# LES TÂCHES
1. Selon le texte sur les avoirs russes gelés, quelle part de ces réserves de change est conservée sur le territoire de l'UE ?
2. Prolongez le texte sur les avoirs russes gelés à partir de l'endroit où il s'arrête.

# EXTRAIT DU TEXTE
+---+

Les alliés étant confrontés à des budgets serrés, ils se sont tournés vers une source de financement supplémentaire qui leur permettrait d’épargner de l’argent : les avoirs de la Banque centrale russe, gelés au début du conflit. Ces réserves de change s’élèvent à environ 270 milliards d’euros, dont la grande majorité (210 milliards d’euros) est conservée sur le territoire de l’UE.

Euroclear, dépositaire central de titres (CSD) basé à Bruxelles, en est le principal détenteur.

En vertu du droit international, les biens souverains ne peuvent pas être confisqués. En revanche, les revenus extraordinaires qu’ils génèrent ne bénéficient pas de la même protection, ce qui signifie qu’ils peuvent être saisis et gérés de diverses manières.

En mai, les États membres ont convenu d’utiliser les bénéfices exceptionnels, estimés entre 2,5 et 3 milliards d’euros par an, pour soutenir l’armée ukrainienne et les efforts de reconstruction. Alors que la situation dans le pays devenait de plus en plus critique, les dirigeants du G7 ont signé en juin un engagement à lever un prêt de 50 milliards de dollars (45 milliards d’euros) et à fournir une aide immédiate à Kiev.

Quel est le lien entre l’UE et le prêt du G7 ?

Tout cela fait partie de la même initiative.

L’idée initiale était que l’UE et les États-Unis contribuent chacun à hauteur de 20 milliards de dollars (18 milliards d’euros), le Royaume-Uni, le Canada et le Japon prêtant le montant restant jusqu’à atteindre 50 milliards de dollars.

Mais Washington a émis des réserves sur la manière dont Bruxelles renouvelle les sanctions : selon le droit de l’UE, les restrictions contre la Russie, de l’interdiction du pétrole à la liste noire des oligarques, doivent être prolongées tous les six mois par un vote unanime. Cela signifie qu’à un moment donné, un État membre, comme la Hongrie, pourrait bloquer le renouvellement et débloquer les avoirs, provoquant ainsi le démantèlement du prêt et exposant les alliés occidentaux à un risque financier important.

La perspective d’un tel scénario ralentit les négociations entre responsables européens et américains, même si la situation en Ukraine, sous les bombardements russes intenses, devient désespérée à l’approche de la saison hivernale.

C’est pourquoi Ursula von der Leyen a décidé d’investir 35 milliards d’euros, une somme plus importante que prévu, pour inciter Washington et ses alliés à agir plus rapidement. Les prochaines élections présidentielles américaines et la possible réélection de Donald Trump ajoutent à l’urgence de ce projet.

+---+

# DONNÉES FOURNIES
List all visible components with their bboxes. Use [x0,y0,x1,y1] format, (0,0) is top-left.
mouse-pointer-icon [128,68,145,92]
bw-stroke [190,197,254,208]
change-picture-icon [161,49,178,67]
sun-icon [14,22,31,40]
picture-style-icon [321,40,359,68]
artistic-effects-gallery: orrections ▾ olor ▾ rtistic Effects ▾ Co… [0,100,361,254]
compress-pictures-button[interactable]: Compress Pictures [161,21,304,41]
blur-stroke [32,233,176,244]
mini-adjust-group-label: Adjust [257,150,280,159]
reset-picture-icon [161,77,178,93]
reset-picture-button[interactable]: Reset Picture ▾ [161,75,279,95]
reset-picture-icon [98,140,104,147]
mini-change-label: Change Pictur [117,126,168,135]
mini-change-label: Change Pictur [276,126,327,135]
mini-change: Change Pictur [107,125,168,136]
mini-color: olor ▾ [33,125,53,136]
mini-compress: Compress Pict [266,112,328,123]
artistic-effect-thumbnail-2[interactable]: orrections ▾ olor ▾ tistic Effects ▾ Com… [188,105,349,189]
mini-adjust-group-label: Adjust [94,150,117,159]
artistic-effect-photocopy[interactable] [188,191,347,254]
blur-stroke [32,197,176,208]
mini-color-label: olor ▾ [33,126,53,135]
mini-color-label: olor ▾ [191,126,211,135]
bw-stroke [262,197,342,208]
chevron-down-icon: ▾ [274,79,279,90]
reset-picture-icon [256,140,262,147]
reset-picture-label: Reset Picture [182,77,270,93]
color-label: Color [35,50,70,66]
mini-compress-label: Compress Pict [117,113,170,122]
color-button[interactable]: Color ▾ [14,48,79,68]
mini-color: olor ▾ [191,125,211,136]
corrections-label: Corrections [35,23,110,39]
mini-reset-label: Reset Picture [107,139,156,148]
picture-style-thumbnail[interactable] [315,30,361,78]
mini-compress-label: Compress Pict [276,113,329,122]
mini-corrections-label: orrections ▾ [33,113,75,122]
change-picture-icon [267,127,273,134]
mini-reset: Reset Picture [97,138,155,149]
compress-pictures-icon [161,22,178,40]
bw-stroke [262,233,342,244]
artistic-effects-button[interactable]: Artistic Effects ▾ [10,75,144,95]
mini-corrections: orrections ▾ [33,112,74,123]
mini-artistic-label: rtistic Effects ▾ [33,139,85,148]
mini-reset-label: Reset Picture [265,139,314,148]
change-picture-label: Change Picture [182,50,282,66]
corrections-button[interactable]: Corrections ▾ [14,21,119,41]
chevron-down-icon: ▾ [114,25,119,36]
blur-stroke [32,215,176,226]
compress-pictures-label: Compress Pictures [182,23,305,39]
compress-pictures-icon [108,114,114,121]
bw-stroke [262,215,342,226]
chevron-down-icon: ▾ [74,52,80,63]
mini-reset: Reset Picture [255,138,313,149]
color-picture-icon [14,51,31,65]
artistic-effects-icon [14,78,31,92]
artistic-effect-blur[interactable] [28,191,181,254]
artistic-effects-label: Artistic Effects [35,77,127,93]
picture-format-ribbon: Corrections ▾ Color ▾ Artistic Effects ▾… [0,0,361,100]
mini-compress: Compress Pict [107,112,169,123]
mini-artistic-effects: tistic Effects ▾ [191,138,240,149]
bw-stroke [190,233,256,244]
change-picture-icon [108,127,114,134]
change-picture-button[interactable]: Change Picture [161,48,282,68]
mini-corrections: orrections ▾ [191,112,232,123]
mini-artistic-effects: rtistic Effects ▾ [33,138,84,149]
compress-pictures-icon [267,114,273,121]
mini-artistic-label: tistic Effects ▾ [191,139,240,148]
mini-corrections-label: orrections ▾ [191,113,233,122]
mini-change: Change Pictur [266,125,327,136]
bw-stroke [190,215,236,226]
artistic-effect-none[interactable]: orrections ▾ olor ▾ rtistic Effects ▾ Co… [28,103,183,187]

+---+

# LISTE DES RÉPONSES
1. 210 milliards d'euros.

2.
La part de l’UE n’est-elle pas bien trop importante ?

Les 35 milliards d’euros de l’UE représentent bien plus que les 18 milliards d’euros qu’elle était censée verser lorsque le G7 a annoncé le plan en juin. En fait, cela représente plus des trois quarts des 45 milliards d’euros, soit 50 milliards de dollars promis. Mais les choses pourraient encore changer.

Les responsables de la Commission estiment que les alliés occidentaux doivent étudier la proposition de von der Leyen et décider du montant de leur contribution. Si le montant total dépasse 45 milliards d’euros, Bruxelles ajustera son prêt et ramènera sa part en dessous de 35 milliards d’euros.

De plus amples précisions sont attendues d’ici la fin octobre.

Comment seront utilisés les bénéfices exceptionnels ?

Dans le cadre du plan de von der Leyen, la Commission établira le Mécanisme de coopération en matière de prêts à l’Ukraine, une sorte de fonds commun où seront canalisés les bénéfices exceptionnels.

Une fois que les alliés auront levé le prêt et transféré l’argent à l’Ukraine, ils seront autorisés à utiliser ce nouveau mécanisme et à obtenir une part des revenus extraordinaires en fonction du montant qu’ils auront prêté. Les alliés utiliseront ces bénéfices exceptionnels pour effectuer les remboursements, y compris le principal, les taux d’intérêt et d’autres coûts supplémentaires.

Cela signifie que ni le G7 ni l’Ukraine ne supporteront le poids des remboursements.

Quelle est la prochaine étape ?

La Commission a demandé au Conseil et au Parlement européen d’agir rapidement sur cette proposition, car elle doit lever le prêt de 35 milliards d’euros avant la fin de l’année.

Le vote au Conseil se fera à la majorité qualifiée, ce qui signifie que le prêt lui-même ne sera pas soumis à des vetos individuels. Cela laisse espérer un accord rapide.

Si tout se passe bien, la Commission pourrait procéder au premier versement fin 2024 ou début 2025, après avoir vérifié que Kiev a rempli une série de conditions. Les 35 milliards d’euros devraient être versés progressivement tout au long de 2025, bien qu’un versement forfaitaire soit également possible.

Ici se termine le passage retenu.